Problem to solve: Every record must be written out once more, with nothing added or omitted.

** begin Dataset entries **

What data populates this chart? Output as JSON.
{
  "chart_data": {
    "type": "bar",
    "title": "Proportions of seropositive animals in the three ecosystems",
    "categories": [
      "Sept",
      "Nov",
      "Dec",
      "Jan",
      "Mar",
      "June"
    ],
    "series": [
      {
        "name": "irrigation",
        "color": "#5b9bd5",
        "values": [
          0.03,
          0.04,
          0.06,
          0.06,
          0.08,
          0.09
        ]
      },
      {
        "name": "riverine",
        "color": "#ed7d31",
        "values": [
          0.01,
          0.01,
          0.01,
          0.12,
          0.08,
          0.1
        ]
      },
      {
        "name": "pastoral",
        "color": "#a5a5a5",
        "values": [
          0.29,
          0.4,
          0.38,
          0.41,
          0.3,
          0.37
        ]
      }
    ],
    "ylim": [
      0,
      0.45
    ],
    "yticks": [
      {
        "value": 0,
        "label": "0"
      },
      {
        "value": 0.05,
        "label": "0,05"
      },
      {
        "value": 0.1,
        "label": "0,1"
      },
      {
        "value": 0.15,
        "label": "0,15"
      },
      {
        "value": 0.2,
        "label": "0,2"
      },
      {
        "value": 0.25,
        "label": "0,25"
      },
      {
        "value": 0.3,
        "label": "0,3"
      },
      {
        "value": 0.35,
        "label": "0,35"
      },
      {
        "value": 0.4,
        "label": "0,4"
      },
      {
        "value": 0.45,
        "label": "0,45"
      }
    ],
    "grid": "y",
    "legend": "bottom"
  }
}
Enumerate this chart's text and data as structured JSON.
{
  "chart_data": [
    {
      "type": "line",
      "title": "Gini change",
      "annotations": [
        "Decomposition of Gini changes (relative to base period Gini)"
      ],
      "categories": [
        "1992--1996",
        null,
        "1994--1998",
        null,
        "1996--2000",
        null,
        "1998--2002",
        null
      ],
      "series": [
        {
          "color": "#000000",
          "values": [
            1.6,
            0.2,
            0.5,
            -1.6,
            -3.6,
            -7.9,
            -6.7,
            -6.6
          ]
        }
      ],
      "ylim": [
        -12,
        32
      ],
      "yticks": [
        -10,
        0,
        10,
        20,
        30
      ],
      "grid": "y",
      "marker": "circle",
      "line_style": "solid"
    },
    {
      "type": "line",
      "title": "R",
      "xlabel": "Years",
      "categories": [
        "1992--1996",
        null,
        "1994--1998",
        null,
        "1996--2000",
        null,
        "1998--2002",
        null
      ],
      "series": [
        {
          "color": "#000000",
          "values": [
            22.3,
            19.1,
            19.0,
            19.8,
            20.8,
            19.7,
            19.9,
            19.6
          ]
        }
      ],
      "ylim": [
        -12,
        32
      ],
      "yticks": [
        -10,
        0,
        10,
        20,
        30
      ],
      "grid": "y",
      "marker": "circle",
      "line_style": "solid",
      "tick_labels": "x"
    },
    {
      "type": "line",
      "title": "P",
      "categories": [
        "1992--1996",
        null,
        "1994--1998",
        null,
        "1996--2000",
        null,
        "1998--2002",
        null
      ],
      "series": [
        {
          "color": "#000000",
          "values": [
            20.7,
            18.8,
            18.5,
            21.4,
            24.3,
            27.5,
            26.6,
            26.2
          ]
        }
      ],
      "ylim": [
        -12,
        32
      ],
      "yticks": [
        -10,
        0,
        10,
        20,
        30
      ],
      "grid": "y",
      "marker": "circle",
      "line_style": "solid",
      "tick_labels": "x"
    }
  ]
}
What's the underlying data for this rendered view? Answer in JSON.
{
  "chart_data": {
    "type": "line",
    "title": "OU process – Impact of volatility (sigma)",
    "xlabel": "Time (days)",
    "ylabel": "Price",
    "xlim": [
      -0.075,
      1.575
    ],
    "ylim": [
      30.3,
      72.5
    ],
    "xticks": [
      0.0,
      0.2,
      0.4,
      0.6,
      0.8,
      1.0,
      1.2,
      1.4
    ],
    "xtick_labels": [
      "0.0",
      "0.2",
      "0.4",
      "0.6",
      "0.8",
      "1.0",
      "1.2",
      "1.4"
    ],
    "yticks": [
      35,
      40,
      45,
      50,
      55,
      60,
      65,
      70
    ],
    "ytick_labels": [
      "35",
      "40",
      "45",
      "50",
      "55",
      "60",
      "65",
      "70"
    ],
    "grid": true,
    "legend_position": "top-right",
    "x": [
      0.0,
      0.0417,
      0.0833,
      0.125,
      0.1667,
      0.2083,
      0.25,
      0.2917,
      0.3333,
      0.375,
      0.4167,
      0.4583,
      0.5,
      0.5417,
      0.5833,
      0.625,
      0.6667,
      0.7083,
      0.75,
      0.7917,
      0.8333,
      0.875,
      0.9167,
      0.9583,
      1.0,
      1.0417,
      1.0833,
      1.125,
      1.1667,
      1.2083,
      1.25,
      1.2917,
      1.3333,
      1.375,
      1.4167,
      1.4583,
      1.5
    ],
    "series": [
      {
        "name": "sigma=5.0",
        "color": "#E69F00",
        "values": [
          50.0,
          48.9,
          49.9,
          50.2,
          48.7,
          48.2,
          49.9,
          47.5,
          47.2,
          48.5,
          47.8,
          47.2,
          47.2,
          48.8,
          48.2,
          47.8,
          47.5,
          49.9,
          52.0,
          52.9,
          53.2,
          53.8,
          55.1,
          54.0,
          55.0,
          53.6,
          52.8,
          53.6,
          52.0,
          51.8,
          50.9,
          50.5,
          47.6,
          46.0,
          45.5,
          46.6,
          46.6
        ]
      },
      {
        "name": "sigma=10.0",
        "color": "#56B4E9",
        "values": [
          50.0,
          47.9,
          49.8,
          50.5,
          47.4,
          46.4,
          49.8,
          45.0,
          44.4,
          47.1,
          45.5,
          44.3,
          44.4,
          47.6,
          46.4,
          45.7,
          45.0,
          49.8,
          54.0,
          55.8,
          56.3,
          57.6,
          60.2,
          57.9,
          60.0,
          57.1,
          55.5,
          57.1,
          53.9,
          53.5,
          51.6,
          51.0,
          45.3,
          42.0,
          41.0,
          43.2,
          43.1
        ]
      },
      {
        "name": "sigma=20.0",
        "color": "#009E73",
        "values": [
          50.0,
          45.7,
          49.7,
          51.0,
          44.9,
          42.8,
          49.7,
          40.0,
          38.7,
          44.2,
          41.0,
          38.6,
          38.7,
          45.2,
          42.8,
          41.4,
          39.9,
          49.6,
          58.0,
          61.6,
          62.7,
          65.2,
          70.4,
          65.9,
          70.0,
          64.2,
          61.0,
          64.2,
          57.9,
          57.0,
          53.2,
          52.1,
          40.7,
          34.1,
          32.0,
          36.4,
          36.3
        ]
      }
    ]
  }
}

** end Dataset entries **

Solved exercise:
What data populates this chart? Output as JSON.
{
  "chart_data": {
    "type": "bar",
    "title": "Proportions of seropositive animals in the three ecosystems",
    "categories": [
      "Sept",
      "Nov",
      "Dec",
      "Jan",
      "Mar",
      "June"
    ],
    "series": [
      {
        "name": "irrigation",
        "color": "#5b9bd5",
        "values": [
          0.03,
          0.04,
          0.06,
          0.06,
          0.08,
          0.09
        ]
      },
      {
        "name": "riverine",
        "color": "#ed7d31",
        "values": [
          0.01,
          0.01,
          0.01,
          0.12,
          0.08,
          0.1
        ]
      },
      {
        "name": "pastoral",
        "color": "#a5a5a5",
        "values": [
          0.29,
          0.4,
          0.38,
          0.41,
          0.3,
          0.37
        ]
      }
    ],
    "ylim": [
      0,
      0.45
    ],
    "yticks": [
      {
        "value": 0,
        "label": "0"
      },
      {
        "value": 0.05,
        "label": "0,05"
      },
      {
        "value": 0.1,
        "label": "0,1"
      },
      {
        "value": 0.15,
        "label": "0,15"
      },
      {
        "value": 0.2,
        "label": "0,2"
      },
      {
        "value": 0.25,
        "label": "0,25"
      },
      {
        "value": 0.3,
        "label": "0,3"
      },
      {
        "value": 0.35,
        "label": "0,35"
      },
      {
        "value": 0.4,
        "label": "0,4"
      },
      {
        "value": 0.45,
        "label": "0,45"
      }
    ],
    "grid": "y",
    "legend": "bottom"
  }
}
Enumerate this chart's text and data as structured JSON.
{
  "chart_data": [
    {
      "type": "line",
      "title": "Gini change",
      "annotations": [
        "Decomposition of Gini changes (relative to base period Gini)"
      ],
      "categories": [
        "1992--1996",
        null,
        "1994--1998",
        null,
        "1996--2000",
        null,
        "1998--2002",
        null
      ],
      "series": [
        {
          "color": "#000000",
          "values": [
            1.6,
            0.2,
            0.5,
            -1.6,
            -3.6,
            -7.9,
            -6.7,
            -6.6
          ]
        }
      ],
      "ylim": [
        -12,
        32
      ],
      "yticks": [
        -10,
        0,
        10,
        20,
        30
      ],
      "grid": "y",
      "marker": "circle",
      "line_style": "solid"
    },
    {
      "type": "line",
      "title": "R",
      "xlabel": "Years",
      "categories": [
        "1992--1996",
        null,
        "1994--1998",
        null,
        "1996--2000",
        null,
        "1998--2002",
        null
      ],
      "series": [
        {
          "color": "#000000",
          "values": [
            22.3,
            19.1,
            19.0,
            19.8,
            20.8,
            19.7,
            19.9,
            19.6
          ]
        }
      ],
      "ylim": [
        -12,
        32
      ],
      "yticks": [
        -10,
        0,
        10,
        20,
        30
      ],
      "grid": "y",
      "marker": "circle",
      "line_style": "solid",
      "tick_labels": "x"
    },
    {
      "type": "line",
      "title": "P",
      "categories": [
        "1992--1996",
        null,
        "1994--1998",
        null,
        "1996--2000",
        null,
        "1998--2002",
        null
      ],
      "series": [
        {
          "color": "#000000",
          "values": [
            20.7,
            18.8,
            18.5,
            21.4,
            24.3,
            27.5,
            26.6,
            26.2
          ]
        }
      ],
      "ylim": [
        -12,
        32
      ],
      "yticks": [
        -10,
        0,
        10,
        20,
        30
      ],
      "grid": "y",
      "marker": "circle",
      "line_style": "solid",
      "tick_labels": "x"
    }
  ]
}
What's the underlying data for this rendered view? Answer in JSON.
{
  "chart_data": {
    "type": "line",
    "title": "OU process – Impact of volatility (sigma)",
    "xlabel": "Time (days)",
    "ylabel": "Price",
    "xlim": [
      -0.075,
      1.575
    ],
    "ylim": [
      30.3,
      72.5
    ],
    "xticks": [
      0.0,
      0.2,
      0.4,
      0.6,
      0.8,
      1.0,
      1.2,
      1.4
    ],
    "xtick_labels": [
      "0.0",
      "0.2",
      "0.4",
      "0.6",
      "0.8",
      "1.0",
      "1.2",
      "1.4"
    ],
    "yticks": [
      35,
      40,
      45,
      50,
      55,
      60,
      65,
      70
    ],
    "ytick_labels": [
      "35",
      "40",
      "45",
      "50",
      "55",
      "60",
      "65",
      "70"
    ],
    "grid": true,
    "legend_position": "top-right",
    "x": [
      0.0,
      0.0417,
      0.0833,
      0.125,
      0.1667,
      0.2083,
      0.25,
      0.2917,
      0.3333,
      0.375,
      0.4167,
      0.4583,
      0.5,
      0.5417,
      0.5833,
      0.625,
      0.6667,
      0.7083,
      0.75,
      0.7917,
      0.8333,
      0.875,
      0.9167,
      0.9583,
      1.0,
      1.0417,
      1.0833,
      1.125,
      1.1667,
      1.2083,
      1.25,
      1.2917,
      1.3333,
      1.375,
      1.4167,
      1.4583,
      1.5
    ],
    "series": [
      {
        "name": "sigma=5.0",
        "color": "#E69F00",
        "values": [
          50.0,
          48.9,
          49.9,
          50.2,
          48.7,
          48.2,
          49.9,
          47.5,
          47.2,
          48.5,
          47.8,
          47.2,
          47.2,
          48.8,
          48.2,
          47.8,
          47.5,
          49.9,
          52.0,
          52.9,
          53.2,
          53.8,
          55.1,
          54.0,
          55.0,
          53.6,
          52.8,
          53.6,
          52.0,
          51.8,
          50.9,
          50.5,
          47.6,
          46.0,
          45.5,
          46.6,
          46.6
        ]
      },
      {
        "name": "sigma=10.0",
        "color": "#56B4E9",
        "values": [
          50.0,
          47.9,
          49.8,
          50.5,
          47.4,
          46.4,
          49.8,
          45.0,
          44.4,
          47.1,
          45.5,
          44.3,
          44.4,
          47.6,
          46.4,
          45.7,
          45.0,
          49.8,
          54.0,
          55.8,
          56.3,
          57.6,
          60.2,
          57.9,
          60.0,
          57.1,
          55.5,
          57.1,
          53.9,
          53.5,
          51.6,
          51.0,
          45.3,
          42.0,
          41.0,
          43.2,
          43.1
        ]
      },
      {
        "name": "sigma=20.0",
        "color": "#009E73",
        "values": [
          50.0,
          45.7,
          49.7,
          51.0,
          44.9,
          42.8,
          49.7,
          40.0,
          38.7,
          44.2,
          41.0,
          38.6,
          38.7,
          45.2,
          42.8,
          41.4,
          39.9,
          49.6,
          58.0,
          61.6,
          62.7,
          65.2,
          70.4,
          65.9,
          70.0,
          64.2,
          61.0,
          64.2,
          57.9,
          57.0,
          53.2,
          52.1,
          40.7,
          34.1,
          32.0,
          36.4,
          36.3
        ]
      }
    ]
  }
}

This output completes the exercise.